--- SET EXERCISE ---
The entries below should be quoted exactly, with no pictures carried over.

* begin GIVEN DATA *

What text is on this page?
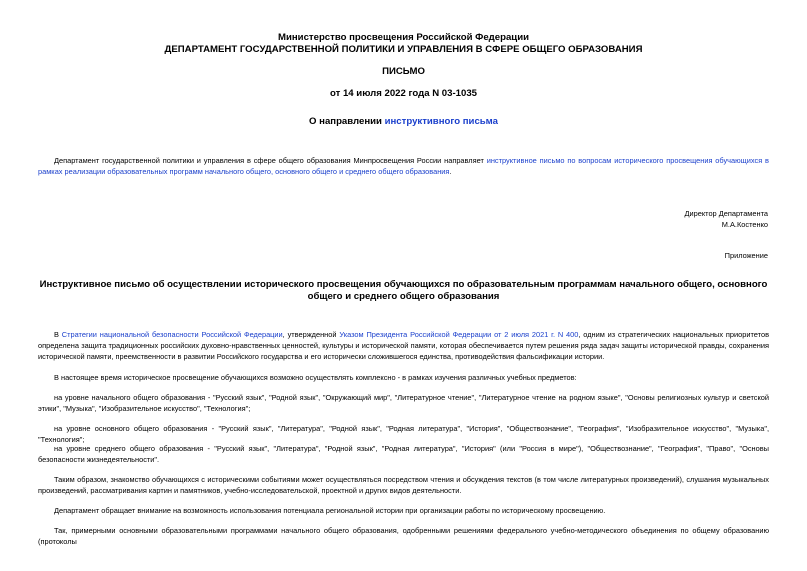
Министерство просвещения Российской Федерации
ДЕПАРТАМЕНТ ГОСУДАРСТВЕННОЙ ПОЛИТИКИ И УПРАВЛЕНИЯ В СФЕРЕ ОБЩЕГО ОБРАЗОВАНИЯ
ПИСЬМО
от 14 июля 2022 года N 03-1035
О направлении инструктивного письма
Департамент государственной политики и управления в сфере общего образования Минпросвещения России направляет инструктивное письмо по вопросам исторического просвещения обучающихся в рамках реализации образовательных программ начального общего, основного общего и среднего общего образования.
Директор Департамента
М.А.Костенко
Приложение
Инструктивное письмо об осуществлении исторического просвещения обучающихся по образовательным программам начального общего, основного общего и среднего общего образования
В Стратегии национальной безопасности Российской Федерации, утвержденной Указом Президента Российской Федерации от 2 июля 2021 г. N 400, одним из стратегических национальных приоритетов определена защита традиционных российских духовно-нравственных ценностей, культуры и исторической памяти, которая обеспечивается путем решения ряда задач защиты исторической правды, сохранения исторической памяти, преемственности в развитии Российского государства и его исторически сложившегося единства, противодействия фальсификации истории.
В настоящее время историческое просвещение обучающихся возможно осуществлять комплексно - в рамках изучения различных учебных предметов:
на уровне начального общего образования - "Русский язык", "Родной язык", "Окружающий мир", "Литературное чтение", "Литературное чтение на родном языке", "Основы религиозных культур и светской этики", "Музыка", "Изобразительное искусство", "Технология";
на уровне основного общего образования - "Русский язык", "Литература", "Родной язык", "Родная литература", "История", "Обществознание", "География", "Изобразительное искусство", "Музыка", "Технология";
на уровне среднего общего образования - "Русский язык", "Литература", "Родной язык", "Родная литература", "История" (или "Россия в мире"), "Обществознание", "География", "Право", "Основы безопасности жизнедеятельности".
Таким образом, знакомство обучающихся с историческими событиями может осуществляться посредством чтения и обсуждения текстов (в том числе литературных произведений), слушания музыкальных произведений, рассматривания картин и памятников, учебно-исследовательской, проектной и других видов деятельности.
Департамент обращает внимание на возможность использования потенциала региональной истории при организации работы по историческому просвещению.
Так, примерными основными образовательными программами начального общего образования, одобренными решениями федерального учебно-методического объединения по общему образованию (протоколы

* end GIVEN DATA *

--- SOLUTION ---
What text is on this page?
Министерство просвещения Российской Федерации
ДЕПАРТАМЕНТ ГОСУДАРСТВЕННОЙ ПОЛИТИКИ И УПРАВЛЕНИЯ В СФЕРЕ ОБЩЕГО ОБРАЗОВАНИЯ
ПИСЬМО
от 14 июля 2022 года N 03-1035
О направлении инструктивного письма
Департамент государственной политики и управления в сфере общего образования Минпросвещения России направляет инструктивное письмо по вопросам исторического просвещения обучающихся в рамках реализации образовательных программ начального общего, основного общего и среднего общего образования.
Директор Департамента
М.А.Костенко
Приложение
Инструктивное письмо об осуществлении исторического просвещения обучающихся по образовательным программам начального общего, основного общего и среднего общего образования
В Стратегии национальной безопасности Российской Федерации, утвержденной Указом Президента Российской Федерации от 2 июля 2021 г. N 400, одним из стратегических национальных приоритетов определена защита традиционных российских духовно-нравственных ценностей, культуры и исторической памяти, которая обеспечивается путем решения ряда задач защиты исторической правды, сохранения исторической памяти, преемственности в развитии Российского государства и его исторически сложившегося единства, противодействия фальсификации истории.
В настоящее время историческое просвещение обучающихся возможно осуществлять комплексно - в рамках изучения различных учебных предметов:
на уровне начального общего образования - "Русский язык", "Родной язык", "Окружающий мир", "Литературное чтение", "Литературное чтение на родном языке", "Основы религиозных культур и светской этики", "Музыка", "Изобразительное искусство", "Технология";
на уровне основного общего образования - "Русский язык", "Литература", "Родной язык", "Родная литература", "История", "Обществознание", "География", "Изобразительное искусство", "Музыка", "Технология";
на уровне среднего общего образования - "Русский язык", "Литература", "Родной язык", "Родная литература", "История" (или "Россия в мире"), "Обществознание", "География", "Право", "Основы безопасности жизнедеятельности".
Таким образом, знакомство обучающихся с историческими событиями может осуществляться посредством чтения и обсуждения текстов (в том числе литературных произведений), слушания музыкальных произведений, рассматривания картин и памятников, учебно-исследовательской, проектной и других видов деятельности.
Департамент обращает внимание на возможность использования потенциала региональной истории при организации работы по историческому просвещению.
Так, примерными основными образовательными программами начального общего образования, одобренными решениями федерального учебно-методического объединения по общему образованию (протоколы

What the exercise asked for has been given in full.